→ What you are asked to do
From the entries below, copy out every line with "предоставлении" in it.

^^^^^^^^

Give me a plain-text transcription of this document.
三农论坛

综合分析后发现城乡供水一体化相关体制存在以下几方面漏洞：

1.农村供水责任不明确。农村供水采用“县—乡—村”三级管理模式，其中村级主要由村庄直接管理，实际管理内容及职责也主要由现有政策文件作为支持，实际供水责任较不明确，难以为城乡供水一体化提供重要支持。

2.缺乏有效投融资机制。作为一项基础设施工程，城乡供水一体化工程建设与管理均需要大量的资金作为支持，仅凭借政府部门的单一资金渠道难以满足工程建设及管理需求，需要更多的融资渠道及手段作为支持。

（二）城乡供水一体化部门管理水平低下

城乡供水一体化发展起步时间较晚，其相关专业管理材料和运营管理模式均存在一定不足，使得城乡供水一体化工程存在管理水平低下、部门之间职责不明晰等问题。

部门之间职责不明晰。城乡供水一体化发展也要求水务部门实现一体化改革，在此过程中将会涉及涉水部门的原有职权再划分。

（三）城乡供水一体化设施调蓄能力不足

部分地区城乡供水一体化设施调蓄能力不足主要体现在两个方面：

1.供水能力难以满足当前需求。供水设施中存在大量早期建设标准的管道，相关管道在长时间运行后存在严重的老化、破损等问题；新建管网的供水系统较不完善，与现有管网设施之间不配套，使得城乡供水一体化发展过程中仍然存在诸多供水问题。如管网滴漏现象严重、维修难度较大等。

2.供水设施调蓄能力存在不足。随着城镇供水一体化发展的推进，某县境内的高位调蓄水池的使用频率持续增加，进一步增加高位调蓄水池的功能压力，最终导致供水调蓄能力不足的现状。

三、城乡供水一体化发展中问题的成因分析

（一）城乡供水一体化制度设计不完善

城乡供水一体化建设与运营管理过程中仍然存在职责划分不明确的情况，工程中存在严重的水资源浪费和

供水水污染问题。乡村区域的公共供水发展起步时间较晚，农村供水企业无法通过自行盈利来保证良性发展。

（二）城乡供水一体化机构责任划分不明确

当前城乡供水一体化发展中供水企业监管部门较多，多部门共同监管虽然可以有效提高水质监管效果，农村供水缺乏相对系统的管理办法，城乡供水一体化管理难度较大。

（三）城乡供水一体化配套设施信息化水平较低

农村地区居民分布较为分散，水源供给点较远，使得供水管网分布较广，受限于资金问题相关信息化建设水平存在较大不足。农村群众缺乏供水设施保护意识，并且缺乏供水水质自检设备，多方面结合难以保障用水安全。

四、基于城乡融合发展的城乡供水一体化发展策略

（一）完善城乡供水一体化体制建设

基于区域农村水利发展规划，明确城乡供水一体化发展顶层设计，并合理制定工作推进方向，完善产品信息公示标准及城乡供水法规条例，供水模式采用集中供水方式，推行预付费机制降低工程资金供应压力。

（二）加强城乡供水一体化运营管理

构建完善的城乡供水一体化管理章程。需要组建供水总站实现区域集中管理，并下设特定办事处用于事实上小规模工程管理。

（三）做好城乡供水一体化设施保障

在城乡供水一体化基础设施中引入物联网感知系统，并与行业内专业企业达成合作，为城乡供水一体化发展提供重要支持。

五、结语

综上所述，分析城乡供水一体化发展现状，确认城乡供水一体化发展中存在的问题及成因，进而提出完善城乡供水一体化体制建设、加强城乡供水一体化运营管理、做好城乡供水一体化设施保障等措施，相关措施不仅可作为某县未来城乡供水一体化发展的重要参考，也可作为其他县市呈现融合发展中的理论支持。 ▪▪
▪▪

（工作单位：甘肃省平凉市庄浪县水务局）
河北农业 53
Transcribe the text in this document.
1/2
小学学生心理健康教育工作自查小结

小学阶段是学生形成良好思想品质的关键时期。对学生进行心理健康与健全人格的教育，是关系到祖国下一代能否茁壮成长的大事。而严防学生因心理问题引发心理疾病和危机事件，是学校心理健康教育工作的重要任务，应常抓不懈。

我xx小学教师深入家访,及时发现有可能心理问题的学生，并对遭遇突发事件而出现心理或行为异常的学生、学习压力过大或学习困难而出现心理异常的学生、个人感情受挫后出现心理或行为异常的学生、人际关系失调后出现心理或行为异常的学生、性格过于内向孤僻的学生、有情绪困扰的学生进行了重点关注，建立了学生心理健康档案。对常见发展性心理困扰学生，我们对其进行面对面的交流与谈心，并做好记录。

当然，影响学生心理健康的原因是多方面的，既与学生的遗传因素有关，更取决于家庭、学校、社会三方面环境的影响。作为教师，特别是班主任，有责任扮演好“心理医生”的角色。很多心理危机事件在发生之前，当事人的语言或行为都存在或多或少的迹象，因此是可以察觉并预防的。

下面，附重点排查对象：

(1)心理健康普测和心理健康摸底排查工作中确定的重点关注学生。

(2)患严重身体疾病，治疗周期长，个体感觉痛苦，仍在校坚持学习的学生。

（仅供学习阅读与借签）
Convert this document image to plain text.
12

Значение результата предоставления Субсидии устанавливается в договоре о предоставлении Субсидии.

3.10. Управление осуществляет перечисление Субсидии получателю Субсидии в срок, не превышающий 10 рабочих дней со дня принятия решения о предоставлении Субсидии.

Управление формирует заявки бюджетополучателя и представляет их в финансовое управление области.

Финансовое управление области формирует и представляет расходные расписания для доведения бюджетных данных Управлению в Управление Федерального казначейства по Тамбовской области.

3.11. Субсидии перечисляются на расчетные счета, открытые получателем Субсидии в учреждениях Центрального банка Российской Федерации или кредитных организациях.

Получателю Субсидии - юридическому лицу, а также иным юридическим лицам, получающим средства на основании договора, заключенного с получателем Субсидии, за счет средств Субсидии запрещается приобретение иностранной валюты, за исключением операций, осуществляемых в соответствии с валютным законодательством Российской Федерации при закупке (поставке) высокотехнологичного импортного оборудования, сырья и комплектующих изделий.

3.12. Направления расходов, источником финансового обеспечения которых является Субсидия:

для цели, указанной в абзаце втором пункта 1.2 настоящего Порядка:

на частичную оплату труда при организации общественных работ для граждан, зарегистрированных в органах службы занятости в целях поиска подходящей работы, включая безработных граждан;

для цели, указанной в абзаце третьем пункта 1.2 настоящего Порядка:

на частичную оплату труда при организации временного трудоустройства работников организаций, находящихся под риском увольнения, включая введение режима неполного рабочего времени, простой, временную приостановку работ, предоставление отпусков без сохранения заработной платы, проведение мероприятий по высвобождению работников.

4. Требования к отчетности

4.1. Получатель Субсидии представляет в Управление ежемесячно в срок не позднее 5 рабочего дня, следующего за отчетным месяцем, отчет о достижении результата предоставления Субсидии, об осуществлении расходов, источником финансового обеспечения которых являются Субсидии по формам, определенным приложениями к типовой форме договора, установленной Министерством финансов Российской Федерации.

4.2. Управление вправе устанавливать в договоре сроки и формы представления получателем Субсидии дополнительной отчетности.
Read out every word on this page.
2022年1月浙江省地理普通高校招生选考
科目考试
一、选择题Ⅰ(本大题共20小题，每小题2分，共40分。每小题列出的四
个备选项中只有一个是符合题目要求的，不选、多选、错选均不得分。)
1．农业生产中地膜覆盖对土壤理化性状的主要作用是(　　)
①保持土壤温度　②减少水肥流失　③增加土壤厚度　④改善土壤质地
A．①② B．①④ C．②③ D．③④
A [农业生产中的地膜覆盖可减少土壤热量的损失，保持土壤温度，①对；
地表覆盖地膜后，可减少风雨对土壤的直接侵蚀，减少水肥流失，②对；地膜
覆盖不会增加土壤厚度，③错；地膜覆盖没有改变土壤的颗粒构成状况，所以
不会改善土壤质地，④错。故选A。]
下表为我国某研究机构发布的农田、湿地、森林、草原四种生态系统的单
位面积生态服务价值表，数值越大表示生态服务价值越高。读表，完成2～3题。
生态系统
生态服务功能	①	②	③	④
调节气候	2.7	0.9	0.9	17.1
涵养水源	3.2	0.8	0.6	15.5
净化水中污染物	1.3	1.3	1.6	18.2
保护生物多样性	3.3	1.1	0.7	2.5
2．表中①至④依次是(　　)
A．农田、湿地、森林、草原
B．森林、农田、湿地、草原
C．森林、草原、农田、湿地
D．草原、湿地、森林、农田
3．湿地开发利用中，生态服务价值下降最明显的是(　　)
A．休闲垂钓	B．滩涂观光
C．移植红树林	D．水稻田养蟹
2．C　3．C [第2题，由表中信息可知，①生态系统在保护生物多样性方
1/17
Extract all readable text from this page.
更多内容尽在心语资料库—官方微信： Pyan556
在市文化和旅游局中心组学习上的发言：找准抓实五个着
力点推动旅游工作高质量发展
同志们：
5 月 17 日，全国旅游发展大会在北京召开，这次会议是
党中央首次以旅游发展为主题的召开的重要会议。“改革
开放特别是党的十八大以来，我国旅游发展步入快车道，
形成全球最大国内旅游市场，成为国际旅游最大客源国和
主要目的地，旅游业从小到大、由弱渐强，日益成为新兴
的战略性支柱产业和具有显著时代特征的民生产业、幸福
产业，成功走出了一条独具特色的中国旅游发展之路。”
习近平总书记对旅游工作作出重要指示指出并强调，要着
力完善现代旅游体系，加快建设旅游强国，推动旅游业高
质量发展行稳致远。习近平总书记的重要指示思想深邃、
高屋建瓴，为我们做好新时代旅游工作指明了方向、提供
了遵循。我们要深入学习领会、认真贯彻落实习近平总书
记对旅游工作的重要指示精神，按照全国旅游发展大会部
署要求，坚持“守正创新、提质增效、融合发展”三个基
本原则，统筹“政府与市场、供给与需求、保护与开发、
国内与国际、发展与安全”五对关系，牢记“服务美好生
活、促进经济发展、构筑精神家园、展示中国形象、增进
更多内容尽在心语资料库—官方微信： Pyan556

^^^^^^^^

→ Expected output
Значение результата предоставления Субсидии устанавливается в договоре о предоставлении Субсидии.
3.10. Управление осуществляет перечисление Субсидии получателю Субсидии в срок, не превышающий 10 рабочих дней со дня принятия решения о предоставлении Субсидии.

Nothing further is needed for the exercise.